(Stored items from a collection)

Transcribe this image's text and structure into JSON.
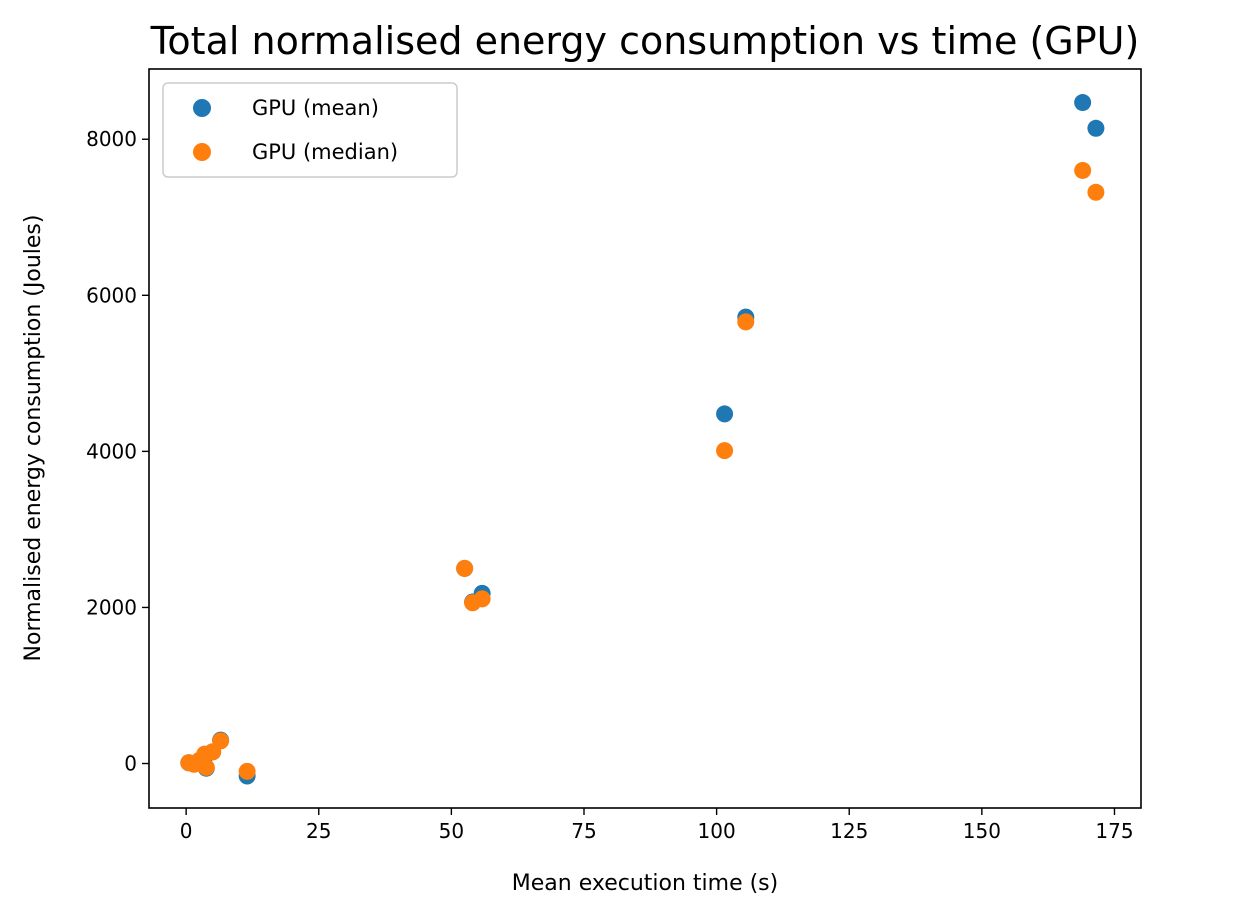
{
  "chart_data": {
    "type": "scatter",
    "title": "Total normalised energy consumption vs time (GPU)",
    "xlabel": "Mean execution time (s)",
    "ylabel": "Normalised energy consumption (Joules)",
    "xlim": [
      -7,
      180
    ],
    "ylim": [
      -570,
      8900
    ],
    "xticks": [
      0,
      25,
      50,
      75,
      100,
      125,
      150,
      175
    ],
    "yticks": [
      0,
      2000,
      4000,
      6000,
      8000
    ],
    "grid": false,
    "legend_position": "upper-left",
    "series": [
      {
        "name": "GPU (mean)",
        "color": "#1f77b4",
        "points": [
          {
            "x": 0.5,
            "y": 10
          },
          {
            "x": 1.5,
            "y": -5
          },
          {
            "x": 2.5,
            "y": 30
          },
          {
            "x": 3.5,
            "y": 90
          },
          {
            "x": 3.8,
            "y": -60
          },
          {
            "x": 5.0,
            "y": 150
          },
          {
            "x": 6.5,
            "y": 300
          },
          {
            "x": 11.5,
            "y": -160
          },
          {
            "x": 52.5,
            "y": 2500
          },
          {
            "x": 54.0,
            "y": 2070
          },
          {
            "x": 55.8,
            "y": 2180
          },
          {
            "x": 101.5,
            "y": 4480
          },
          {
            "x": 105.5,
            "y": 5720
          },
          {
            "x": 169.0,
            "y": 8470
          },
          {
            "x": 171.5,
            "y": 8140
          }
        ]
      },
      {
        "name": "GPU (median)",
        "color": "#ff7f0e",
        "points": [
          {
            "x": 0.5,
            "y": 10
          },
          {
            "x": 1.5,
            "y": -10
          },
          {
            "x": 2.5,
            "y": 40
          },
          {
            "x": 3.5,
            "y": 120
          },
          {
            "x": 3.8,
            "y": -50
          },
          {
            "x": 5.0,
            "y": 150
          },
          {
            "x": 6.5,
            "y": 290
          },
          {
            "x": 11.5,
            "y": -100
          },
          {
            "x": 52.5,
            "y": 2500
          },
          {
            "x": 54.0,
            "y": 2060
          },
          {
            "x": 55.8,
            "y": 2110
          },
          {
            "x": 101.5,
            "y": 4010
          },
          {
            "x": 105.5,
            "y": 5660
          },
          {
            "x": 169.0,
            "y": 7600
          },
          {
            "x": 171.5,
            "y": 7320
          }
        ]
      }
    ]
  }
}
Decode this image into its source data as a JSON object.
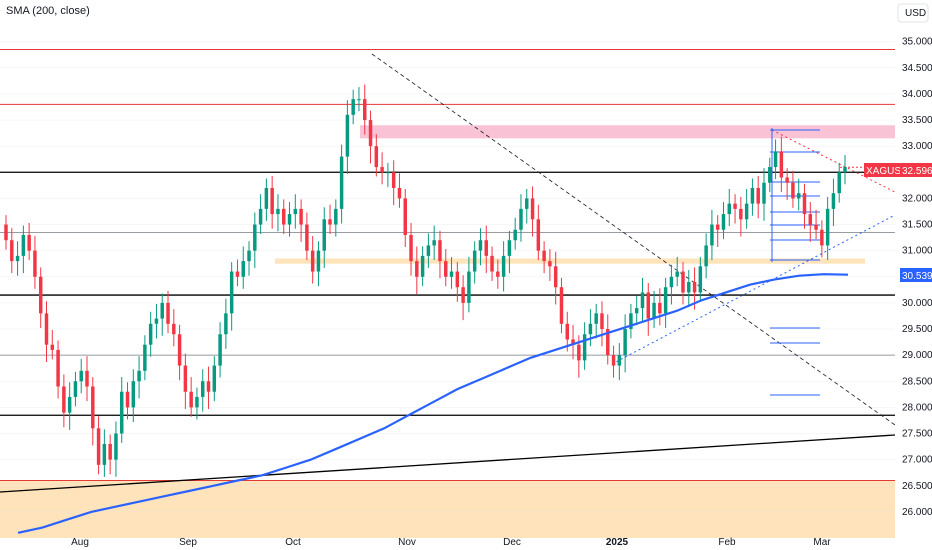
{
  "indicator_label": "SMA (200, close)",
  "currency_button": "USD",
  "colors": {
    "up": "#089981",
    "down": "#f23645",
    "sma": "#2962ff",
    "resistance": "#e53935",
    "support": "#000000",
    "grid": "#e0e3eb",
    "zone_red": "#f8bbd0",
    "zone_orange": "#ffe0b2"
  },
  "price_tag": {
    "symbol": "XAGUSD",
    "value": "32.596"
  },
  "sma_tag": {
    "value": "30.539"
  },
  "chart_data": {
    "type": "candlestick",
    "title": "",
    "ylim": [
      25.5,
      35.3
    ],
    "y_ticks": [
      "35.000",
      "34.500",
      "34.000",
      "33.500",
      "33.000",
      "32.500",
      "32.000",
      "31.500",
      "31.000",
      "30.500",
      "30.000",
      "29.500",
      "29.000",
      "28.500",
      "28.000",
      "27.500",
      "27.000",
      "26.500",
      "26.000"
    ],
    "x_labels": [
      "Aug",
      "Sep",
      "Oct",
      "Nov",
      "Dec",
      "2025",
      "Feb",
      "Mar"
    ],
    "series": [
      {
        "name": "XAGUSD",
        "open": [
          31.5,
          31.2,
          30.8,
          30.9,
          31.3,
          31.0,
          30.5,
          29.8,
          29.2,
          29.1,
          28.4,
          27.9,
          28.2,
          28.5,
          28.7,
          28.4,
          27.6,
          26.9,
          27.3,
          27.0,
          27.5,
          28.3,
          28.0,
          28.5,
          28.7,
          29.2,
          29.6,
          29.7,
          30.0,
          29.6,
          29.4,
          28.8,
          28.3,
          28.0,
          28.2,
          28.5,
          28.3,
          28.8,
          29.4,
          29.8,
          30.6,
          30.5,
          30.8,
          31.0,
          31.5,
          31.8,
          32.2,
          31.7,
          31.8,
          31.5,
          31.7,
          31.8,
          31.5,
          31.0,
          30.6,
          31.0,
          31.6,
          31.5,
          31.8,
          32.8,
          33.6,
          33.9,
          33.9,
          33.5,
          33.0,
          32.6,
          32.5,
          32.5,
          32.2,
          32.0,
          31.3,
          30.8,
          30.5,
          30.9,
          31.1,
          31.2,
          30.8,
          30.5,
          30.6,
          30.3,
          30.0,
          30.6,
          31.0,
          31.2,
          30.9,
          30.6,
          30.5,
          30.9,
          31.2,
          31.4,
          31.8,
          32.0,
          31.6,
          31.0,
          30.8,
          30.7,
          30.3,
          29.6,
          29.3,
          29.2,
          28.9,
          29.4,
          29.6,
          29.8,
          29.5,
          29.0,
          28.8,
          29.0,
          29.5,
          29.8,
          29.9,
          30.2,
          29.7,
          30.0,
          29.8,
          30.3,
          30.5,
          30.6,
          30.2,
          30.4,
          30.2,
          30.7,
          31.1,
          31.5,
          31.4,
          31.7,
          31.9,
          31.8,
          31.6,
          31.9,
          32.2,
          31.9,
          32.3,
          32.6,
          32.9,
          32.4,
          32.3,
          32.0,
          32.1,
          31.7,
          31.5,
          31.4,
          31.1,
          31.8,
          32.1,
          32.5
        ],
        "close": [
          31.2,
          30.8,
          30.9,
          31.3,
          31.0,
          30.5,
          29.8,
          29.2,
          29.1,
          28.4,
          27.9,
          28.2,
          28.5,
          28.7,
          28.4,
          27.6,
          26.9,
          27.3,
          27.0,
          27.5,
          28.3,
          28.0,
          28.5,
          28.7,
          29.2,
          29.6,
          29.7,
          30.0,
          29.6,
          29.4,
          28.8,
          28.3,
          28.0,
          28.2,
          28.5,
          28.3,
          28.8,
          29.4,
          29.8,
          30.6,
          30.5,
          30.8,
          31.0,
          31.5,
          31.8,
          32.2,
          31.7,
          31.8,
          31.5,
          31.7,
          31.8,
          31.5,
          31.0,
          30.6,
          31.0,
          31.6,
          31.5,
          31.8,
          32.8,
          33.6,
          33.9,
          33.9,
          33.5,
          33.0,
          32.6,
          32.5,
          32.5,
          32.2,
          32.0,
          31.3,
          30.8,
          30.5,
          30.9,
          31.1,
          31.2,
          30.8,
          30.5,
          30.6,
          30.3,
          30.0,
          30.6,
          31.0,
          31.2,
          30.9,
          30.6,
          30.5,
          30.9,
          31.2,
          31.4,
          31.8,
          32.0,
          31.6,
          31.0,
          30.8,
          30.7,
          30.3,
          29.6,
          29.3,
          29.2,
          28.9,
          29.4,
          29.6,
          29.8,
          29.5,
          29.0,
          28.8,
          29.0,
          29.5,
          29.8,
          29.9,
          30.2,
          29.7,
          30.0,
          29.8,
          30.3,
          30.5,
          30.6,
          30.2,
          30.4,
          30.2,
          30.7,
          31.1,
          31.5,
          31.4,
          31.7,
          31.9,
          31.8,
          31.6,
          31.9,
          32.2,
          31.9,
          32.3,
          32.6,
          32.9,
          32.4,
          32.3,
          32.0,
          32.1,
          31.7,
          31.5,
          31.4,
          31.1,
          31.8,
          32.1,
          32.5,
          32.6
        ]
      }
    ],
    "sma_200": [
      25.6,
      25.7,
      25.85,
      26.0,
      26.1,
      26.2,
      26.3,
      26.4,
      26.5,
      26.6,
      26.7,
      26.85,
      27.0,
      27.2,
      27.4,
      27.6,
      27.85,
      28.1,
      28.35,
      28.55,
      28.75,
      28.95,
      29.1,
      29.25,
      29.4,
      29.55,
      29.7,
      29.85,
      30.05,
      30.2,
      30.35,
      30.45,
      30.52,
      30.55,
      30.54
    ],
    "horizontal_levels": [
      {
        "price": 34.85,
        "color": "resistance"
      },
      {
        "price": 33.8,
        "color": "resistance"
      },
      {
        "price": 32.5,
        "color": "support"
      },
      {
        "price": 31.35,
        "color": "grid-dark"
      },
      {
        "price": 30.15,
        "color": "support"
      },
      {
        "price": 29.0,
        "color": "grid-dark"
      },
      {
        "price": 27.85,
        "color": "support"
      },
      {
        "price": 26.6,
        "color": "resistance"
      }
    ],
    "zones": [
      {
        "from": 33.15,
        "to": 33.4,
        "color": "zone_red"
      },
      {
        "from": 30.75,
        "to": 30.85,
        "color": "zone_orange"
      },
      {
        "from": 25.5,
        "to": 26.6,
        "color": "zone_orange"
      }
    ]
  }
}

#### Do this
Above are the records. Identify each line that contains the word "image".

#### Exercise output
Transcribe this image's text and structure into JSON.
Decode this image into its source data as a JSON object.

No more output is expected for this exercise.